_Exercise description_. Copy each line exactly.
── Records to use ──
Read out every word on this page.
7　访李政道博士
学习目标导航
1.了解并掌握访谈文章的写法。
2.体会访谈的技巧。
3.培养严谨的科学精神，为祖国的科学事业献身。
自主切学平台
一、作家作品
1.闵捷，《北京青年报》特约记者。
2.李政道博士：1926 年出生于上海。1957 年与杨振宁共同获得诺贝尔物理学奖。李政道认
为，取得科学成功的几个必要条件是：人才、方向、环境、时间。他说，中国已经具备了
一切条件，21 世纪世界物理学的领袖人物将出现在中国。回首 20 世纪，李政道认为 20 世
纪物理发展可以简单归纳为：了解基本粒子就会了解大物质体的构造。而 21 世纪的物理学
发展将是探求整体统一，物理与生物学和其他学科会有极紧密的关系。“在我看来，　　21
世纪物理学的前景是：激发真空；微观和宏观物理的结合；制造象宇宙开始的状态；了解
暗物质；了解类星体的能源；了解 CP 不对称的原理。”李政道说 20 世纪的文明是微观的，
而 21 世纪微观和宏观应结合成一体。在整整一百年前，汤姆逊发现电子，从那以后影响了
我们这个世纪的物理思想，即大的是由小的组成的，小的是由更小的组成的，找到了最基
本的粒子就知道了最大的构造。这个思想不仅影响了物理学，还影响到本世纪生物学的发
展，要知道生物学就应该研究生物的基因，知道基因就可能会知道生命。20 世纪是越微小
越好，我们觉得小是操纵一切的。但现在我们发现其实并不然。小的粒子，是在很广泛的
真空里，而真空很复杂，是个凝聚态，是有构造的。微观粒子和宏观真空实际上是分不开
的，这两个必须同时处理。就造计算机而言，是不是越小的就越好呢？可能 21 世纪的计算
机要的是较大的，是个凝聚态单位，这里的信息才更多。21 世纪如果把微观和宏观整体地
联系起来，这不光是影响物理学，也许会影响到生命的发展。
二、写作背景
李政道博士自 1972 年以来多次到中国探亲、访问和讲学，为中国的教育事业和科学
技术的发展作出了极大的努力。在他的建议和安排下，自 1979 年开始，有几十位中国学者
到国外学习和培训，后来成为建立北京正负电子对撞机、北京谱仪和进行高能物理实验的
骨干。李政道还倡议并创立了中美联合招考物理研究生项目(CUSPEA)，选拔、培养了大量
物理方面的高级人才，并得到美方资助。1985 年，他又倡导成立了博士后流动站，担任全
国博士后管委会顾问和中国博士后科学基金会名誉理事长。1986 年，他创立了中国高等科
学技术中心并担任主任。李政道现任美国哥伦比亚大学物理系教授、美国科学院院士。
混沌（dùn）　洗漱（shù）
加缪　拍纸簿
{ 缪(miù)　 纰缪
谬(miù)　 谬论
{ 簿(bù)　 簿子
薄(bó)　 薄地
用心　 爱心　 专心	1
───
_Correct output_.
Read out every word on this page.
7　访李政道博士
学习目标导航
1.了解并掌握访谈文章的写法。
2.体会访谈的技巧。
3.培养严谨的科学精神，为祖国的科学事业献身。
自主切学平台
一、作家作品
1.闵捷，《北京青年报》特约记者。
2.李政道博士：1926 年出生于上海。1957 年与杨振宁共同获得诺贝尔物理学奖。李政道认
为，取得科学成功的几个必要条件是：人才、方向、环境、时间。他说，中国已经具备了
一切条件，21 世纪世界物理学的领袖人物将出现在中国。回首 20 世纪，李政道认为 20 世
纪物理发展可以简单归纳为：了解基本粒子就会了解大物质体的构造。而 21 世纪的物理学
发展将是探求整体统一，物理与生物学和其他学科会有极紧密的关系。“在我看来，　　21
世纪物理学的前景是：激发真空；微观和宏观物理的结合；制造象宇宙开始的状态；了解
暗物质；了解类星体的能源；了解 CP 不对称的原理。”李政道说 20 世纪的文明是微观的，
而 21 世纪微观和宏观应结合成一体。在整整一百年前，汤姆逊发现电子，从那以后影响了
我们这个世纪的物理思想，即大的是由小的组成的，小的是由更小的组成的，找到了最基
本的粒子就知道了最大的构造。这个思想不仅影响了物理学，还影响到本世纪生物学的发
展，要知道生物学就应该研究生物的基因，知道基因就可能会知道生命。20 世纪是越微小
越好，我们觉得小是操纵一切的。但现在我们发现其实并不然。小的粒子，是在很广泛的
真空里，而真空很复杂，是个凝聚态，是有构造的。微观粒子和宏观真空实际上是分不开
的，这两个必须同时处理。就造计算机而言，是不是越小的就越好呢？可能 21 世纪的计算
机要的是较大的，是个凝聚态单位，这里的信息才更多。21 世纪如果把微观和宏观整体地
联系起来，这不光是影响物理学，也许会影响到生命的发展。
二、写作背景
李政道博士自 1972 年以来多次到中国探亲、访问和讲学，为中国的教育事业和科学
技术的发展作出了极大的努力。在他的建议和安排下，自 1979 年开始，有几十位中国学者
到国外学习和培训，后来成为建立北京正负电子对撞机、北京谱仪和进行高能物理实验的
骨干。李政道还倡议并创立了中美联合招考物理研究生项目(CUSPEA)，选拔、培养了大量
物理方面的高级人才，并得到美方资助。1985 年，他又倡导成立了博士后流动站，担任全
国博士后管委会顾问和中国博士后科学基金会名誉理事长。1986 年，他创立了中国高等科
学技术中心并担任主任。李政道现任美国哥伦比亚大学物理系教授、美国科学院院士。
混沌（dùn）　洗漱（shù）
加缪　拍纸簿
{ 缪(miù)　 纰缪
谬(miù)　 谬论
{ 簿(bù)　 簿子
薄(bó)　 薄地
用心　 爱心　 专心	1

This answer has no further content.